• [AIM OF THE TASK]
Identify the lines that contain the word "Requirement", then copy them.

Stored data:
>>
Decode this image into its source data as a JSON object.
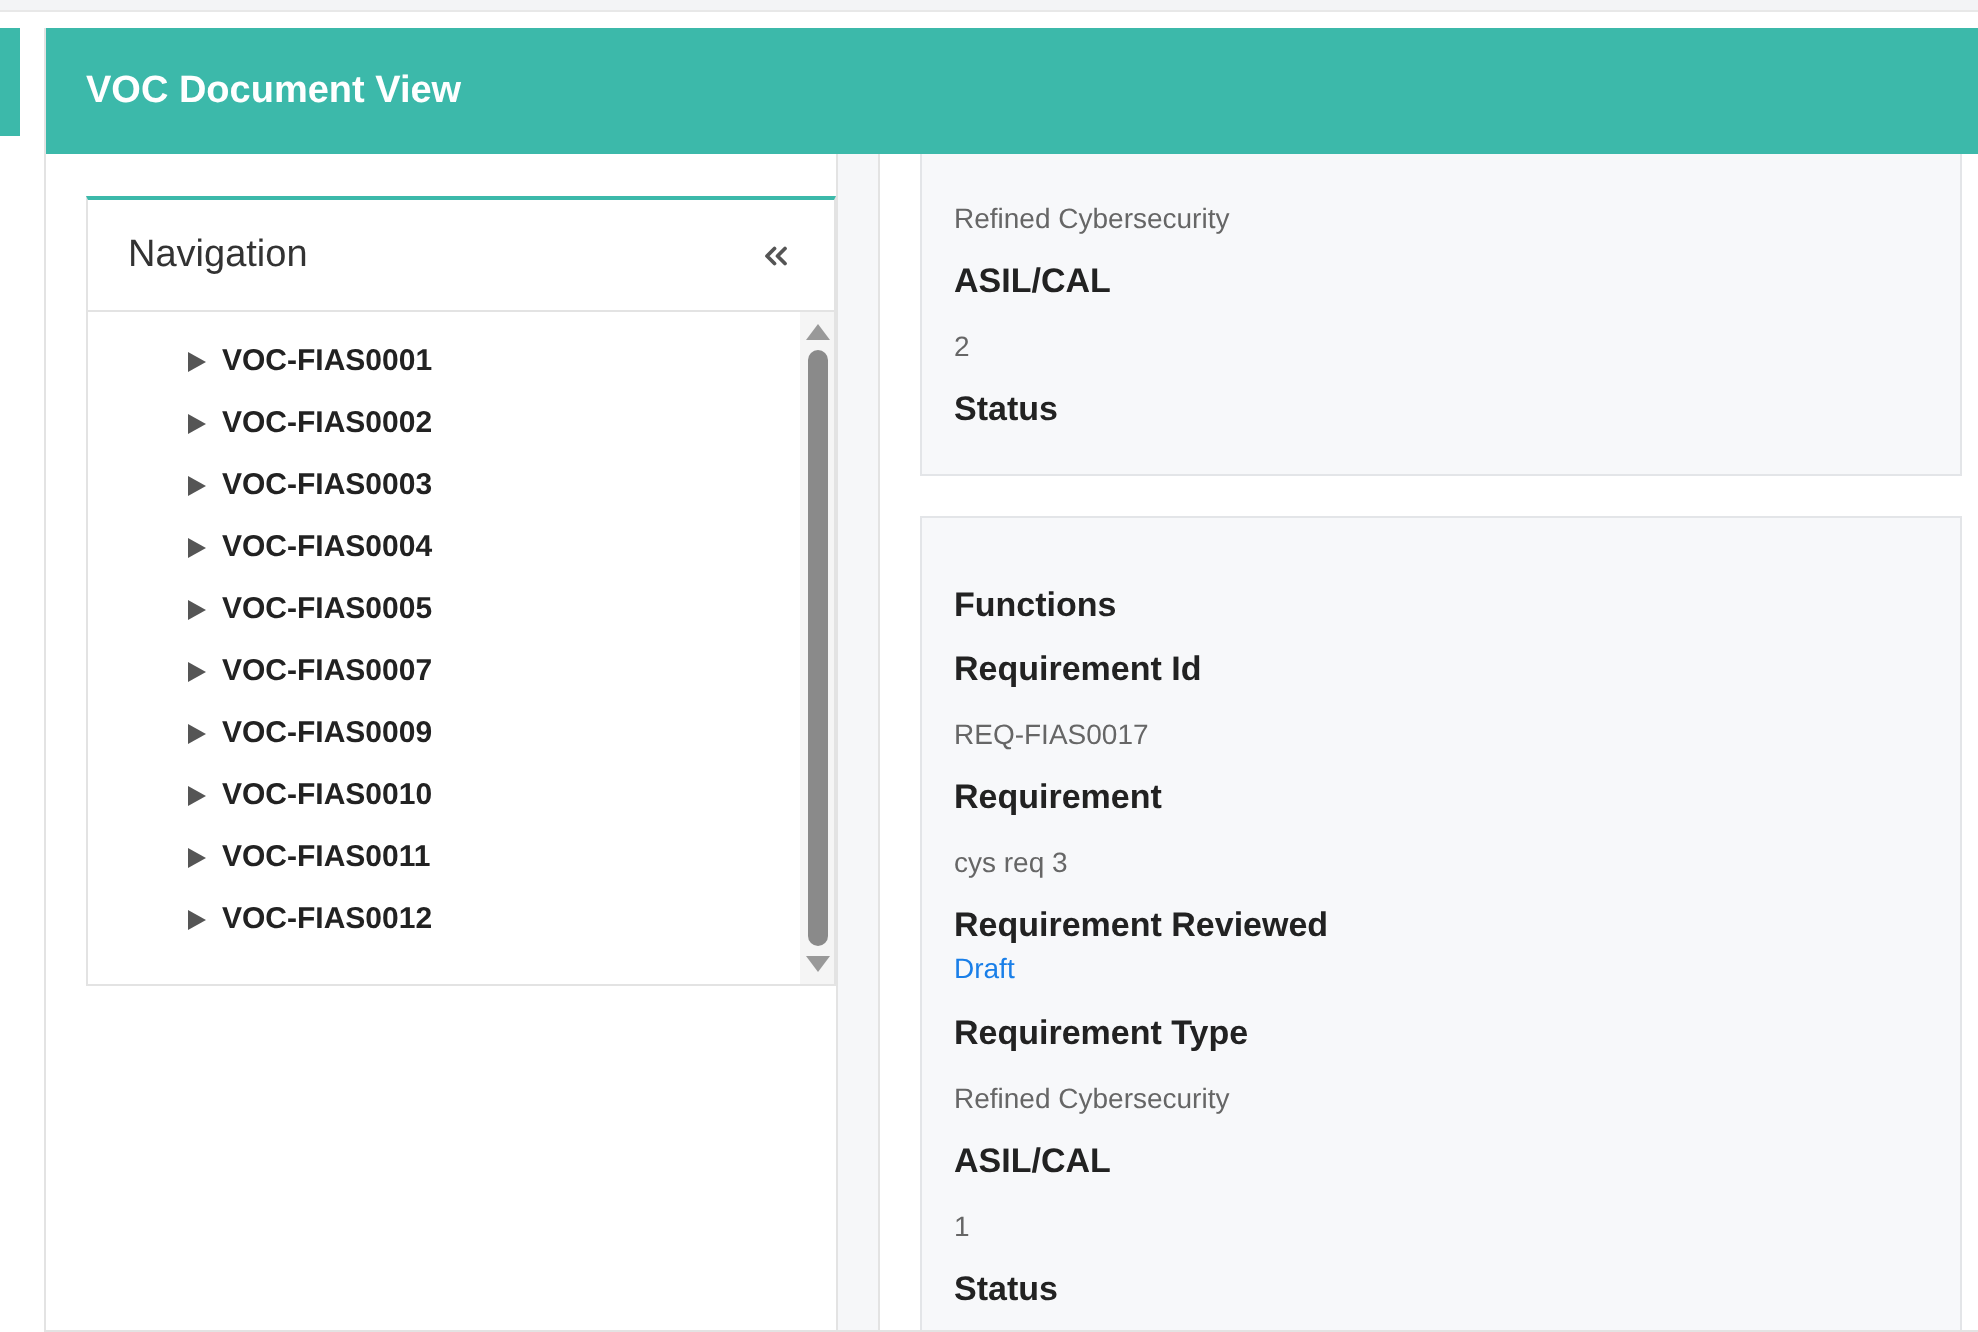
{
  "header": {
    "title": "VOC Document View"
  },
  "navigation": {
    "title": "Navigation",
    "items": [
      {
        "label": "VOC-FIAS0001",
        "expanded": false
      },
      {
        "label": "VOC-FIAS0002",
        "expanded": false
      },
      {
        "label": "VOC-FIAS0003",
        "expanded": false
      },
      {
        "label": "VOC-FIAS0004",
        "expanded": false
      },
      {
        "label": "VOC-FIAS0005",
        "expanded": false
      },
      {
        "label": "VOC-FIAS0007",
        "expanded": false
      },
      {
        "label": "VOC-FIAS0009",
        "expanded": false
      },
      {
        "label": "VOC-FIAS0010",
        "expanded": false
      },
      {
        "label": "VOC-FIAS0011",
        "expanded": false
      },
      {
        "label": "VOC-FIAS0012",
        "expanded": false
      }
    ]
  },
  "cards": [
    {
      "fields": [
        {
          "kind": "value",
          "text": "Refined Cybersecurity"
        },
        {
          "kind": "label",
          "text": "ASIL/CAL"
        },
        {
          "kind": "value",
          "text": "2"
        },
        {
          "kind": "label",
          "text": "Status"
        }
      ]
    },
    {
      "fields": [
        {
          "kind": "label",
          "text": "Functions"
        },
        {
          "kind": "label",
          "text": "Requirement Id"
        },
        {
          "kind": "value",
          "text": "REQ-FIAS0017"
        },
        {
          "kind": "label",
          "text": "Requirement"
        },
        {
          "kind": "value",
          "text": "cys req 3"
        },
        {
          "kind": "label",
          "text": "Requirement Reviewed"
        },
        {
          "kind": "link",
          "text": "Draft"
        },
        {
          "kind": "label",
          "text": "Requirement Type"
        },
        {
          "kind": "value",
          "text": "Refined Cybersecurity"
        },
        {
          "kind": "label",
          "text": "ASIL/CAL"
        },
        {
          "kind": "value",
          "text": "1"
        },
        {
          "kind": "label",
          "text": "Status"
        }
      ]
    }
  ]
}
<<
• [WRITTEN ANSWER]
          "text": "Requirement Id"
          "text": "Requirement"
          "text": "Requirement Reviewed"
          "text": "Requirement Type"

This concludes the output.